# [WHAT YOU ARE ASKED TO DO]
Identify the lines containing the word "screenshot". Copy each one.

# [THE RECORDS]
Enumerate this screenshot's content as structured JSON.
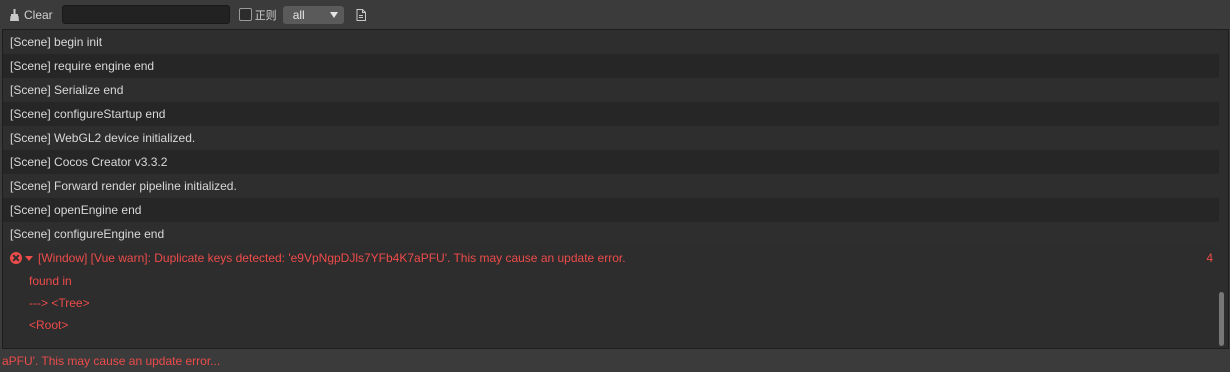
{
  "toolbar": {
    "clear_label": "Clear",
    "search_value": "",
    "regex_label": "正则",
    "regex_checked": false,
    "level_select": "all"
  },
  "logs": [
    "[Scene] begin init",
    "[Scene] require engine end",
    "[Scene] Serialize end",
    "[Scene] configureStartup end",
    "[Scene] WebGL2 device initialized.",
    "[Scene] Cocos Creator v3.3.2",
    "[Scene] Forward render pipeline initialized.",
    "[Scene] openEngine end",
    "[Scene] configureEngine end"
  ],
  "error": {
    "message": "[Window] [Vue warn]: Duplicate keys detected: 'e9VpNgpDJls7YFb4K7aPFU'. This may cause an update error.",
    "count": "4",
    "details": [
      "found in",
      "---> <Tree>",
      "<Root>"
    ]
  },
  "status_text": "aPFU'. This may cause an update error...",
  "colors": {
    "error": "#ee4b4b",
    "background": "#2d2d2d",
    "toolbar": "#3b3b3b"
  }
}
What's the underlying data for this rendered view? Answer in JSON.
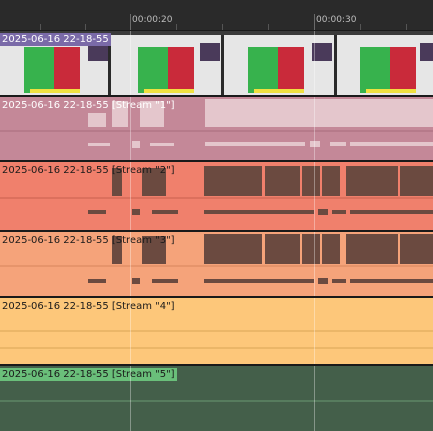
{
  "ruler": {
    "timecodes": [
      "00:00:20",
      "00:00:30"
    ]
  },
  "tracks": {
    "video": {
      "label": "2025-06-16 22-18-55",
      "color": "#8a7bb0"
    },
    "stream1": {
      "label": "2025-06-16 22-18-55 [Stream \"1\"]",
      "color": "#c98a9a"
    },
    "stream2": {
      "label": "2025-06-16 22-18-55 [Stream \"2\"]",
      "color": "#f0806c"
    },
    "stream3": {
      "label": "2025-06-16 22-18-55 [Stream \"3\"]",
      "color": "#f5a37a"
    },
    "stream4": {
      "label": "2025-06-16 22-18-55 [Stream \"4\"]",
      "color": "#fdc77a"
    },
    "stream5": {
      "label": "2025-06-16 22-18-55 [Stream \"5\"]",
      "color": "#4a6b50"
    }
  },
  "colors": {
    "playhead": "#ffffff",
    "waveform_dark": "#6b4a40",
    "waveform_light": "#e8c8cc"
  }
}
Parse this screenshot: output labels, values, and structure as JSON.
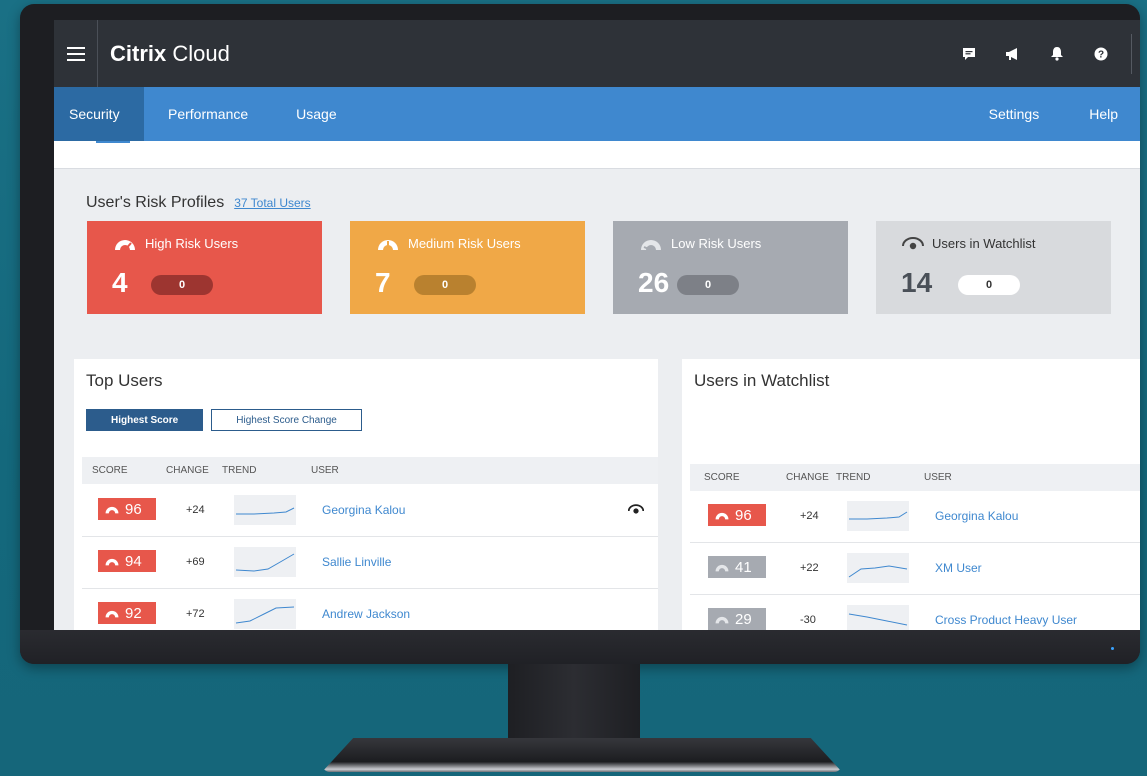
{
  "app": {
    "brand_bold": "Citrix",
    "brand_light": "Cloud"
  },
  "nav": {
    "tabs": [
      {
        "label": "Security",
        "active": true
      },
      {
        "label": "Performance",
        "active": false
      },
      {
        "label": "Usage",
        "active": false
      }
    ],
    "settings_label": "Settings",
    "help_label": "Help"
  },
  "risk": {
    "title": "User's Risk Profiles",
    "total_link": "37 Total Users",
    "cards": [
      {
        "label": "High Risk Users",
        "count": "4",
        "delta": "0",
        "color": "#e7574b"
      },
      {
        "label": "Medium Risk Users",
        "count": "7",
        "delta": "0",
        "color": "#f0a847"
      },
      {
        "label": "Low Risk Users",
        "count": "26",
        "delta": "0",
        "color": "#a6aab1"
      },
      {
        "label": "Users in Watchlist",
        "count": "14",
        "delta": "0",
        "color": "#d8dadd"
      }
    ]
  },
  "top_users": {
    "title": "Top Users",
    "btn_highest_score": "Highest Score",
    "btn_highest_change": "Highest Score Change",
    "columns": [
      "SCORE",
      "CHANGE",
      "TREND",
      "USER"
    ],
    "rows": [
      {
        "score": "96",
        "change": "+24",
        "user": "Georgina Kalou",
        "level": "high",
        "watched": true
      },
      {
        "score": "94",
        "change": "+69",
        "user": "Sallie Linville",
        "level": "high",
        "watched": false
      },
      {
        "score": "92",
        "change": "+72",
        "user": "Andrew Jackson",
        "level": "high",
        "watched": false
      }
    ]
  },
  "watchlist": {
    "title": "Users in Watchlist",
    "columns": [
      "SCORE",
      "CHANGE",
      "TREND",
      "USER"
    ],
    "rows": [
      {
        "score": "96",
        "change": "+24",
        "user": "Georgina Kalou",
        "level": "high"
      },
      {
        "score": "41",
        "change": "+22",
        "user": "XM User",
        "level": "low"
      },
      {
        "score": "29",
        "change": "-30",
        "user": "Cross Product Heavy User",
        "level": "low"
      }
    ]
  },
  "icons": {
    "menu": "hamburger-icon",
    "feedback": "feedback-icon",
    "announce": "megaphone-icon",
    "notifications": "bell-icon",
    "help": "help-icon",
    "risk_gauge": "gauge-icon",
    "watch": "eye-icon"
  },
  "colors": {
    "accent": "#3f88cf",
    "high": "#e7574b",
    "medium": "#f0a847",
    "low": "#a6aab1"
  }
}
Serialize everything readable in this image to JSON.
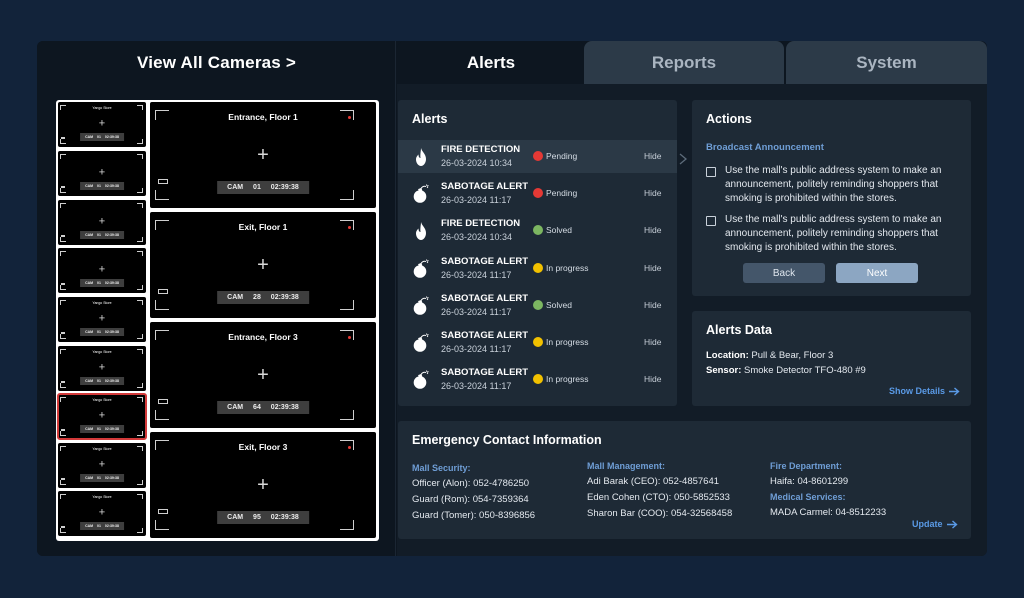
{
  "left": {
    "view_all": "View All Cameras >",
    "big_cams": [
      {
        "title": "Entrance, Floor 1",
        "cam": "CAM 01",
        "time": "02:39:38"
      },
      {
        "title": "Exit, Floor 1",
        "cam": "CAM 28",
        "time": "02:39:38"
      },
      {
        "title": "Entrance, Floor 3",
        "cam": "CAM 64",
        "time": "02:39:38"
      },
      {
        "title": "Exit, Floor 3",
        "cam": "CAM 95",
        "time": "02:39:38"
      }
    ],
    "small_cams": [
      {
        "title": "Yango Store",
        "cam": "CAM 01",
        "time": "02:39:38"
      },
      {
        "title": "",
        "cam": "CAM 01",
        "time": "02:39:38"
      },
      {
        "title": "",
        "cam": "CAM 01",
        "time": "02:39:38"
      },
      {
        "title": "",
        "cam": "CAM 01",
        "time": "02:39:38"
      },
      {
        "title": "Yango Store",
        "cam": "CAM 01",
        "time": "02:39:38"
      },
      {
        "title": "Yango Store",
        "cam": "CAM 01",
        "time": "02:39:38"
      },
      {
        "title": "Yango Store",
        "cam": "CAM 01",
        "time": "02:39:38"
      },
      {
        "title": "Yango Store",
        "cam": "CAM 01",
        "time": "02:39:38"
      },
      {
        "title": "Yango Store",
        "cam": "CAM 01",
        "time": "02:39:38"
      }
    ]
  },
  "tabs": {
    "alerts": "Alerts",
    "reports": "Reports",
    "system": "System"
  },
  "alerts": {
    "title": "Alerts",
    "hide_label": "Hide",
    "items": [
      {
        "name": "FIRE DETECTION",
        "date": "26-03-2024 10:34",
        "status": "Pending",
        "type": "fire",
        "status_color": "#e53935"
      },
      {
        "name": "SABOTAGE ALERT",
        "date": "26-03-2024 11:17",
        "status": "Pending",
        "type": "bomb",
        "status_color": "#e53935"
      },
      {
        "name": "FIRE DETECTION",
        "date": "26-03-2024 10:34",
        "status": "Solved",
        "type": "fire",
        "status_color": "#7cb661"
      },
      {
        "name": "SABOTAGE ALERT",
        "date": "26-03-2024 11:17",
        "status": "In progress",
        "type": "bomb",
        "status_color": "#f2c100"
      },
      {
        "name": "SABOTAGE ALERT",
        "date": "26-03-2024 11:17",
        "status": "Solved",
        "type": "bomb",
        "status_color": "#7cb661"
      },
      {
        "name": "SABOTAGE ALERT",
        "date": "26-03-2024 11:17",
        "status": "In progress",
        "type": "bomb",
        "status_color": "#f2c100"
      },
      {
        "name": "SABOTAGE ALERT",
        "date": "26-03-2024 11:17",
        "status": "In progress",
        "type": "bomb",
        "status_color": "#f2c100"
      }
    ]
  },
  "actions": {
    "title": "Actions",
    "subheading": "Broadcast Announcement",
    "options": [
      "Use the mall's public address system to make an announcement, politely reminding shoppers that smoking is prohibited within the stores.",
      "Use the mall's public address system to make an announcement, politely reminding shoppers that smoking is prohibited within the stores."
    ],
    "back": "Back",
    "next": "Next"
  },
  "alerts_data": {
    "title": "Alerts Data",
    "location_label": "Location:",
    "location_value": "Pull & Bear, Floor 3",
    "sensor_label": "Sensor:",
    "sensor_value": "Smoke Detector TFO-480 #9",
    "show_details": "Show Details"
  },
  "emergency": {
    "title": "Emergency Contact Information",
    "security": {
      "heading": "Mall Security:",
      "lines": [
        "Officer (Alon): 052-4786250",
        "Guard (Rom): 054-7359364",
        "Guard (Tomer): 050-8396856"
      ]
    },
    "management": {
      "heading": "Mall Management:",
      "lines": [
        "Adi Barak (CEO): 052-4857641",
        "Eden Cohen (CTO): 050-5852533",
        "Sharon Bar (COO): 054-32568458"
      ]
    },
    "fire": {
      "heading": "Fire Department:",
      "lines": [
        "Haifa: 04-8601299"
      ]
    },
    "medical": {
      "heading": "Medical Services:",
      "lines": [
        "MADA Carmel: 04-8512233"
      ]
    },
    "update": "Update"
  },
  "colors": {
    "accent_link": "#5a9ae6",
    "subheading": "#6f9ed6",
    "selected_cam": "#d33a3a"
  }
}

# [FINISHED TASK]
Enumerate this screenshot's content as structured JSON.
Parse this screenshot: output labels, values, and structure as JSON.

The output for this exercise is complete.